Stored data
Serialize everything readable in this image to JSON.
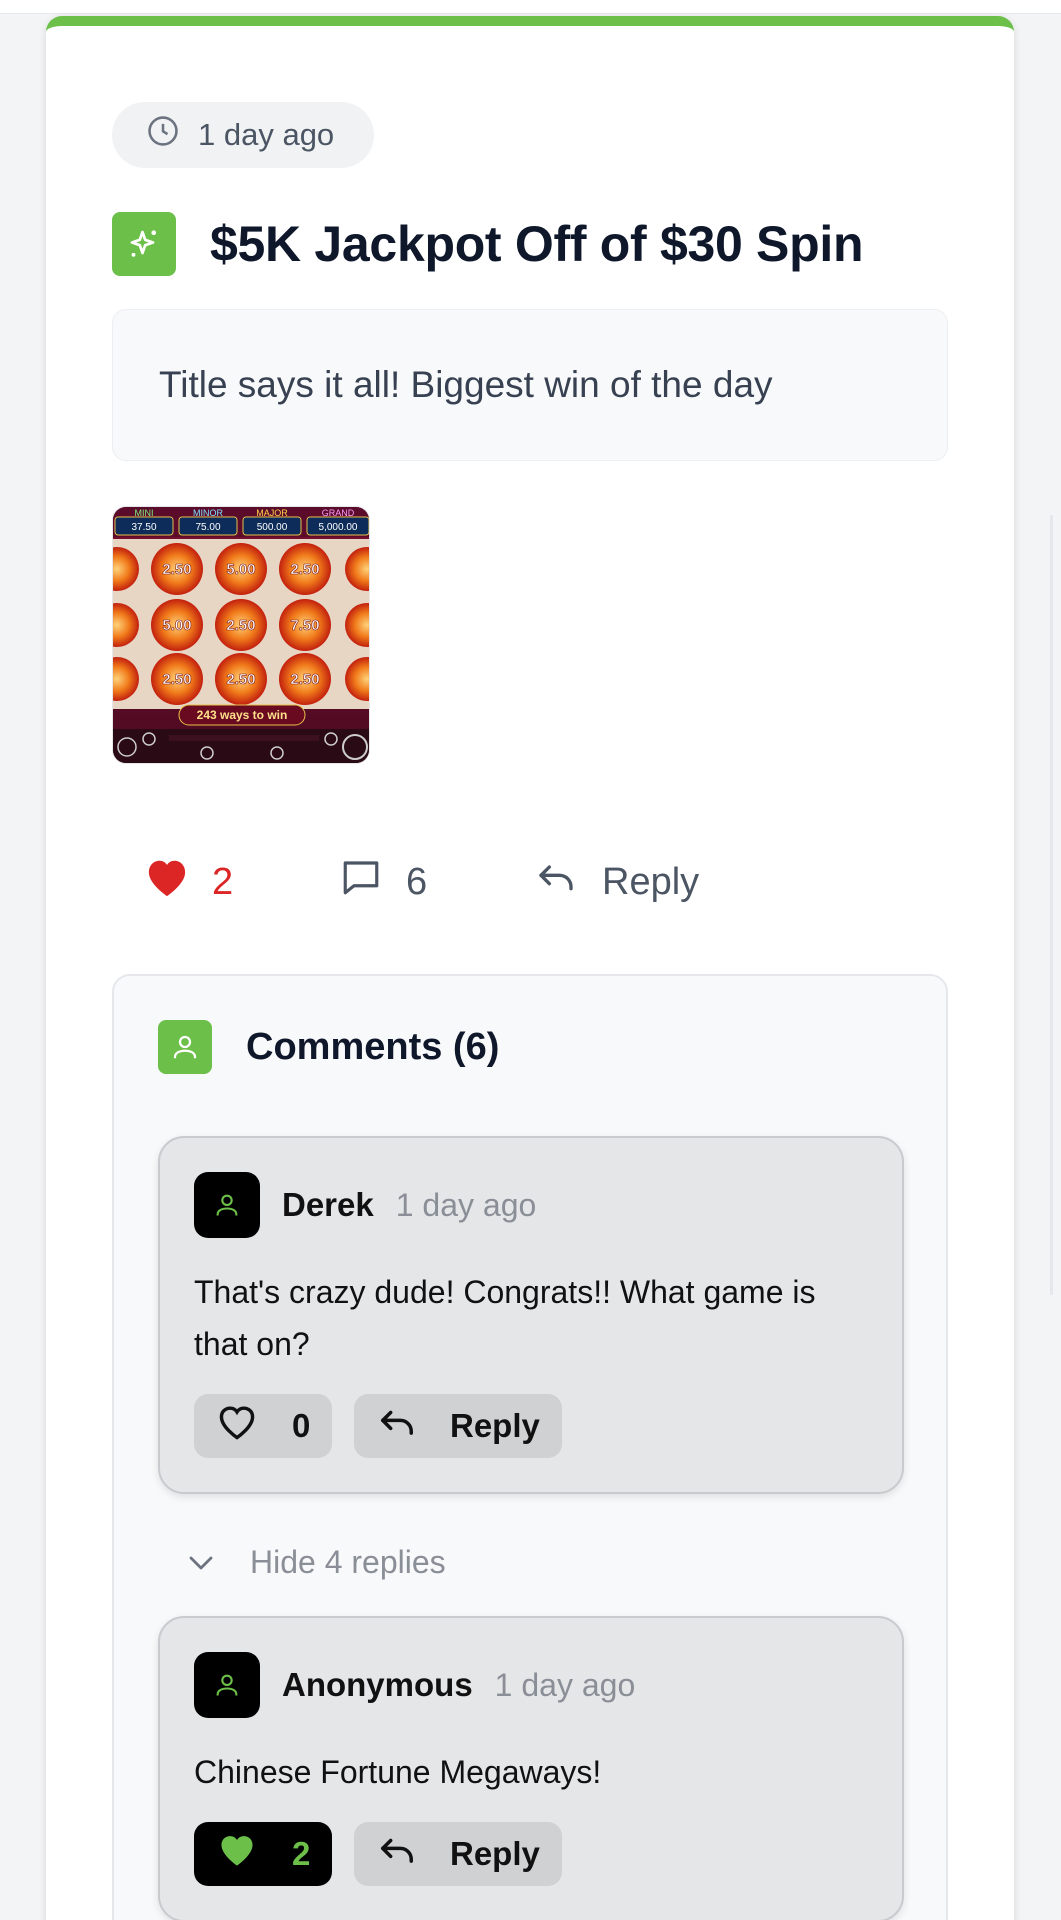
{
  "post": {
    "time": "1 day ago",
    "title": "$5K Jackpot Off of $30 Spin",
    "description": "Title says it all! Biggest win of the day",
    "image": {
      "jackpots": [
        {
          "label": "MINI",
          "value": "37.50"
        },
        {
          "label": "MINOR",
          "value": "75.00"
        },
        {
          "label": "MAJOR",
          "value": "500.00"
        },
        {
          "label": "GRAND",
          "value": "5,000.00"
        }
      ],
      "ways_text": "243 ways to win",
      "coin_values": [
        "2.50",
        "5.00",
        "2.50",
        "5.00",
        "2.50",
        "7.50",
        "2.50",
        "2.50",
        "2.50"
      ]
    },
    "likes": "2",
    "comments_count": "6",
    "reply_label": "Reply"
  },
  "comments_section": {
    "title": "Comments (6)",
    "items": [
      {
        "author": "Derek",
        "time": "1 day ago",
        "text": "That's crazy dude! Congrats!! What game is that on?",
        "likes": "0",
        "liked": false,
        "reply_label": "Reply"
      },
      {
        "author": "Anonymous",
        "time": "1 day ago",
        "text": "Chinese Fortune Megaways!",
        "likes": "2",
        "liked": true,
        "reply_label": "Reply"
      }
    ],
    "toggle_label": "Hide 4 replies"
  },
  "colors": {
    "accent": "#6cc04a",
    "like_red": "#dc2626",
    "text_dark": "#0f172a",
    "muted": "#8a8f97"
  }
}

Aim:
From the listing above, collect each line in which the string "image" appears.

Answer below:
Serialize everything readable in this image to JSON.
    "image": {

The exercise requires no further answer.